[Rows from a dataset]
+===+

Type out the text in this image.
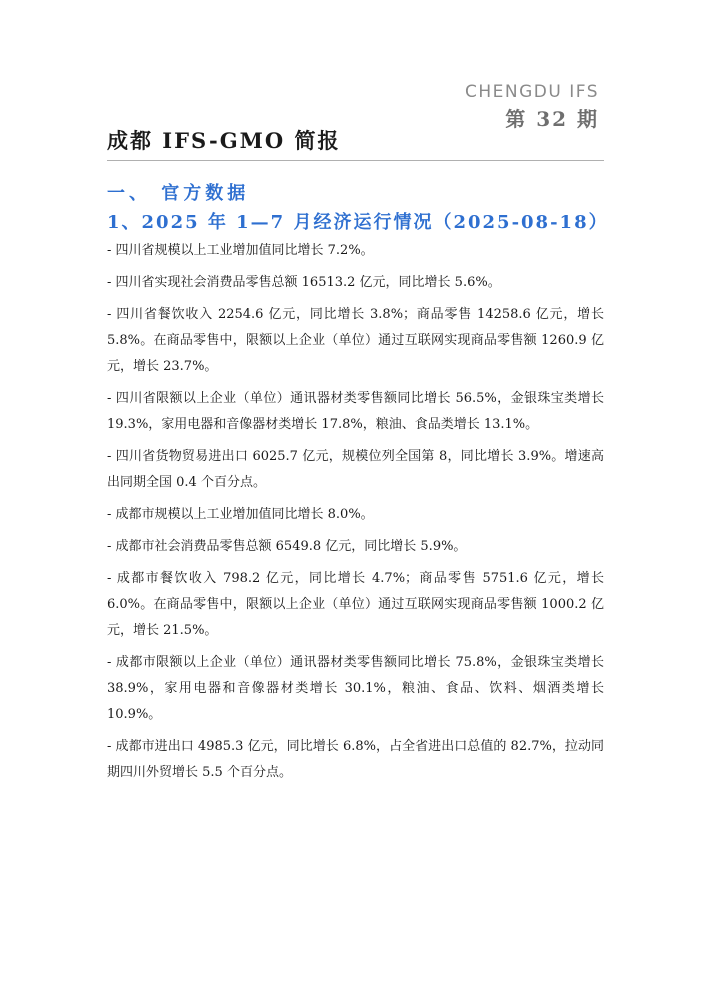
CHENGDU IFS
第 32 期
成都 IFS-GMO 简报
一、 官方数据
1、2025 年 1—7 月经济运行情况（2025-08-18）

- 四川省规模以上工业增加值同比增长 7.2%。

- 四川省实现社会消费品零售总额 16513.2 亿元，同比增长 5.6%。

- 四川省餐饮收入 2254.6 亿元，同比增长 3.8%；商品零售 14258.6 亿元，增长 5.8%。在商品零售中，限额以上企业（单位）通过互联网实现商品零售额 1260.9 亿元，增长 23.7%。

- 四川省限额以上企业（单位）通讯器材类零售额同比增长 56.5%，金银珠宝类增长 19.3%，家用电器和音像器材类增长 17.8%，粮油、食品类增长 13.1%。

- 四川省货物贸易进出口 6025.7 亿元，规模位列全国第 8，同比增长 3.9%。增速高出同期全国 0.4 个百分点。

- 成都市规模以上工业增加值同比增长 8.0%。

- 成都市社会消费品零售总额 6549.8 亿元，同比增长 5.9%。

- 成都市餐饮收入 798.2 亿元，同比增长 4.7%；商品零售 5751.6 亿元，增长 6.0%。在商品零售中，限额以上企业（单位）通过互联网实现商品零售额 1000.2 亿元，增长 21.5%。

- 成都市限额以上企业（单位）通讯器材类零售额同比增长 75.8%，金银珠宝类增长 38.9%，家用电器和音像器材类增长 30.1%，粮油、食品、饮料、烟酒类增长 10.9%。

- 成都市进出口 4985.3 亿元，同比增长 6.8%，占全省进出口总值的 82.7%，拉动同期四川外贸增长 5.5 个百分点。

+===+

§ **OBJECTIVE**
The entries above should be reproduced exactly, without their pictures.

§ **EXERCISE RESULT**
Type out the text in this image.
CHENGDU IFS
第 32 期
成都 IFS-GMO 简报
一、 官方数据
1、2025 年 1—7 月经济运行情况（2025-08-18）

- 四川省规模以上工业增加值同比增长 7.2%。

- 四川省实现社会消费品零售总额 16513.2 亿元，同比增长 5.6%。

- 四川省餐饮收入 2254.6 亿元，同比增长 3.8%；商品零售 14258.6 亿元，增长 5.8%。在商品零售中，限额以上企业（单位）通过互联网实现商品零售额 1260.9 亿元，增长 23.7%。

- 四川省限额以上企业（单位）通讯器材类零售额同比增长 56.5%，金银珠宝类增长 19.3%，家用电器和音像器材类增长 17.8%，粮油、食品类增长 13.1%。

- 四川省货物贸易进出口 6025.7 亿元，规模位列全国第 8，同比增长 3.9%。增速高出同期全国 0.4 个百分点。

- 成都市规模以上工业增加值同比增长 8.0%。

- 成都市社会消费品零售总额 6549.8 亿元，同比增长 5.9%。

- 成都市餐饮收入 798.2 亿元，同比增长 4.7%；商品零售 5751.6 亿元，增长 6.0%。在商品零售中，限额以上企业（单位）通过互联网实现商品零售额 1000.2 亿元，增长 21.5%。

- 成都市限额以上企业（单位）通讯器材类零售额同比增长 75.8%，金银珠宝类增长 38.9%，家用电器和音像器材类增长 30.1%，粮油、食品、饮料、烟酒类增长 10.9%。

- 成都市进出口 4985.3 亿元，同比增长 6.8%，占全省进出口总值的 82.7%，拉动同期四川外贸增长 5.5 个百分点。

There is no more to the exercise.